**GIVEN EXERCISE**
Write out each line beneath this one exactly as it reads.

▬▬▬▬▬▬▬▬▬▬

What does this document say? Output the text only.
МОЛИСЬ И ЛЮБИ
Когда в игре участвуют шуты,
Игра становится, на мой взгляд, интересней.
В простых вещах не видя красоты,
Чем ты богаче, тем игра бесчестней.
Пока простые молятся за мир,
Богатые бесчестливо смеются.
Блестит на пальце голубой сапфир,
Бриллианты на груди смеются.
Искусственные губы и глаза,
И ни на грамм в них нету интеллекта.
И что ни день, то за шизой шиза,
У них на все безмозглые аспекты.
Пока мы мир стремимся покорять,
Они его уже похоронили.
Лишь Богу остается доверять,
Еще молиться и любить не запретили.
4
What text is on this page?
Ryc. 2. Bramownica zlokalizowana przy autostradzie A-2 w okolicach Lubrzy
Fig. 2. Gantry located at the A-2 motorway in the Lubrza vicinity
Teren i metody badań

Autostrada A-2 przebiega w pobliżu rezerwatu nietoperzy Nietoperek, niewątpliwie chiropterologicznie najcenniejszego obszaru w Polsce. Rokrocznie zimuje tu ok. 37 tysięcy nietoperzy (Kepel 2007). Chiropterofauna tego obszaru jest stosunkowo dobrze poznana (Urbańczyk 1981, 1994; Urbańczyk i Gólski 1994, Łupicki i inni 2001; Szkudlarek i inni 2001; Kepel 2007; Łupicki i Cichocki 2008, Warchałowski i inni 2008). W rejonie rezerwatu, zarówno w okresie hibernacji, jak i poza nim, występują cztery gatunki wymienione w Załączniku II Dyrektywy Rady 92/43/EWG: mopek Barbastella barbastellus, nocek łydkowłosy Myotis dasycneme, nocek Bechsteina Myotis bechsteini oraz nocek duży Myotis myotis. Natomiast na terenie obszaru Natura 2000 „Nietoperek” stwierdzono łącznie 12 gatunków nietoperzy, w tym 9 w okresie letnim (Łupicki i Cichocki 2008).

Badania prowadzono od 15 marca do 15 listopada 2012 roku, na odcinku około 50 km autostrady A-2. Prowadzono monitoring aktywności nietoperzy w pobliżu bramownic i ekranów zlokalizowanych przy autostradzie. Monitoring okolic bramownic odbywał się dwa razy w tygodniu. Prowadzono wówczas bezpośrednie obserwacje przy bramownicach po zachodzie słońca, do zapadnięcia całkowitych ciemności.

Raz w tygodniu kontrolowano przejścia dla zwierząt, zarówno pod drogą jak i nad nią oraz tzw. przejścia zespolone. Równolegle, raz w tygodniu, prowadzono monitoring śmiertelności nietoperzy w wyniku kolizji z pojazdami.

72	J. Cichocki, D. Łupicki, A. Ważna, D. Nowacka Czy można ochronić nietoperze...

▬▬▬▬▬▬▬▬▬▬

**TASK OUTPUT**
What does this document say? Output the text only.
МОЛИСЬ И ЛЮБИ
Когда в игре участвуют шуты,
Игра становится, на мой взгляд, интересней.
В простых вещах не видя красоты,
Чем ты богаче, тем игра бесчестней.
Пока простые молятся за мир,
Богатые бесчестливо смеются.
Блестит на пальце голубой сапфир,
Бриллианты на груди смеются.
Искусственные губы и глаза,
И ни на грамм в них нету интеллекта.
И что ни день, то за шизой шиза,
У них на все безмозглые аспекты.
Пока мы мир стремимся покорять,
Они его уже похоронили.
Лишь Богу остается доверять,
Еще молиться и любить не запретили.
4
What text is on this page?
Ryc. 2. Bramownica zlokalizowana przy autostradzie A-2 w okolicach Lubrzy
Fig. 2. Gantry located at the A-2 motorway in the Lubrza vicinity
Teren i metody badań

Autostrada A-2 przebiega w pobliżu rezerwatu nietoperzy Nietoperek, niewątpliwie chiropterologicznie najcenniejszego obszaru w Polsce. Rokrocznie zimuje tu ok. 37 tysięcy nietoperzy (Kepel 2007). Chiropterofauna tego obszaru jest stosunkowo dobrze poznana (Urbańczyk 1981, 1994; Urbańczyk i Gólski 1994, Łupicki i inni 2001; Szkudlarek i inni 2001; Kepel 2007; Łupicki i Cichocki 2008, Warchałowski i inni 2008). W rejonie rezerwatu, zarówno w okresie hibernacji, jak i poza nim, występują cztery gatunki wymienione w Załączniku II Dyrektywy Rady 92/43/EWG: mopek Barbastella barbastellus, nocek łydkowłosy Myotis dasycneme, nocek Bechsteina Myotis bechsteini oraz nocek duży Myotis myotis. Natomiast na terenie obszaru Natura 2000 „Nietoperek” stwierdzono łącznie 12 gatunków nietoperzy, w tym 9 w okresie letnim (Łupicki i Cichocki 2008).

Badania prowadzono od 15 marca do 15 listopada 2012 roku, na odcinku około 50 km autostrady A-2. Prowadzono monitoring aktywności nietoperzy w pobliżu bramownic i ekranów zlokalizowanych przy autostradzie. Monitoring okolic bramownic odbywał się dwa razy w tygodniu. Prowadzono wówczas bezpośrednie obserwacje przy bramownicach po zachodzie słońca, do zapadnięcia całkowitych ciemności.

Raz w tygodniu kontrolowano przejścia dla zwierząt, zarówno pod drogą jak i nad nią oraz tzw. przejścia zespolone. Równolegle, raz w tygodniu, prowadzono monitoring śmiertelności nietoperzy w wyniku kolizji z pojazdami.

72	J. Cichocki, D. Łupicki, A. Ważna, D. Nowacka Czy można ochronić nietoperze...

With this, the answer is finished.